▶ SET PROBLEM
Repeat all of the records verbatim.

▶ ENTRIES
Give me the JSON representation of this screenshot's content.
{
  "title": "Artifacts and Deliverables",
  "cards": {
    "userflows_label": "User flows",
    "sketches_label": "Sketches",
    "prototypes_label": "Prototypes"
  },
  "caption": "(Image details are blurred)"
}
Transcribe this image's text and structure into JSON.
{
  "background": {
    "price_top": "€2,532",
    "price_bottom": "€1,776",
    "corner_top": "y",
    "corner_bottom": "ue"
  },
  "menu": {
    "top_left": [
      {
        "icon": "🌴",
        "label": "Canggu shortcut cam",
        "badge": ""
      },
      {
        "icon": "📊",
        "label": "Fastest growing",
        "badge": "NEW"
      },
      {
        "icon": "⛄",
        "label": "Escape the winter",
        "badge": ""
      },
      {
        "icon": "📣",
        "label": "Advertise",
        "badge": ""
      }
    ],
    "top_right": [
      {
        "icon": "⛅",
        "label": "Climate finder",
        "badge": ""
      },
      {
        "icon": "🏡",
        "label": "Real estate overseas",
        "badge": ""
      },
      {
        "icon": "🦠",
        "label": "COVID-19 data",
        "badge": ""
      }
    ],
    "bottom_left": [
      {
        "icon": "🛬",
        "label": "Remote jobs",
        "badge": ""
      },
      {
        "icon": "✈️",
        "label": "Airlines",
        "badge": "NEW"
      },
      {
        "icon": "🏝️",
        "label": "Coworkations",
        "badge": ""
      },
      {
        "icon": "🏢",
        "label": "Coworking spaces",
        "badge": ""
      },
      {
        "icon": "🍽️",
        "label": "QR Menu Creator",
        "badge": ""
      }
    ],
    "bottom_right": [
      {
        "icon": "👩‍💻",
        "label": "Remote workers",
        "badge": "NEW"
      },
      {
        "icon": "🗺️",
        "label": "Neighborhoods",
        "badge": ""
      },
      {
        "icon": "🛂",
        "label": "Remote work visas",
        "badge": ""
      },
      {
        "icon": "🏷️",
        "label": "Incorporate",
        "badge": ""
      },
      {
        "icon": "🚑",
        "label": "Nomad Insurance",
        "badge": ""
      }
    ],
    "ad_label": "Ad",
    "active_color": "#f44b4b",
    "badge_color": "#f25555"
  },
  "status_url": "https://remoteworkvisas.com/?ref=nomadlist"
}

▶ WRITTEN ANSWER
Give me the JSON representation of this screenshot's content.
{
  "title": "Artifacts and Deliverables",
  "cards": {
    "userflows_label": "User flows",
    "sketches_label": "Sketches",
    "prototypes_label": "Prototypes"
  },
  "caption": "(Image details are blurred)"
}
Transcribe this image's text and structure into JSON.
{
  "background": {
    "price_top": "€2,532",
    "price_bottom": "€1,776",
    "corner_top": "y",
    "corner_bottom": "ue"
  },
  "menu": {
    "top_left": [
      {
        "icon": "🌴",
        "label": "Canggu shortcut cam",
        "badge": ""
      },
      {
        "icon": "📊",
        "label": "Fastest growing",
        "badge": "NEW"
      },
      {
        "icon": "⛄",
        "label": "Escape the winter",
        "badge": ""
      },
      {
        "icon": "📣",
        "label": "Advertise",
        "badge": ""
      }
    ],
    "top_right": [
      {
        "icon": "⛅",
        "label": "Climate finder",
        "badge": ""
      },
      {
        "icon": "🏡",
        "label": "Real estate overseas",
        "badge": ""
      },
      {
        "icon": "🦠",
        "label": "COVID-19 data",
        "badge": ""
      }
    ],
    "bottom_left": [
      {
        "icon": "🛬",
        "label": "Remote jobs",
        "badge": ""
      },
      {
        "icon": "✈️",
        "label": "Airlines",
        "badge": "NEW"
      },
      {
        "icon": "🏝️",
        "label": "Coworkations",
        "badge": ""
      },
      {
        "icon": "🏢",
        "label": "Coworking spaces",
        "badge": ""
      },
      {
        "icon": "🍽️",
        "label": "QR Menu Creator",
        "badge": ""
      }
    ],
    "bottom_right": [
      {
        "icon": "👩‍💻",
        "label": "Remote workers",
        "badge": "NEW"
      },
      {
        "icon": "🗺️",
        "label": "Neighborhoods",
        "badge": ""
      },
      {
        "icon": "🛂",
        "label": "Remote work visas",
        "badge": ""
      },
      {
        "icon": "🏷️",
        "label": "Incorporate",
        "badge": ""
      },
      {
        "icon": "🚑",
        "label": "Nomad Insurance",
        "badge": ""
      }
    ],
    "ad_label": "Ad",
    "active_color": "#f44b4b",
    "badge_color": "#f25555"
  },
  "status_url": "https://remoteworkvisas.com/?ref=nomadlist"
}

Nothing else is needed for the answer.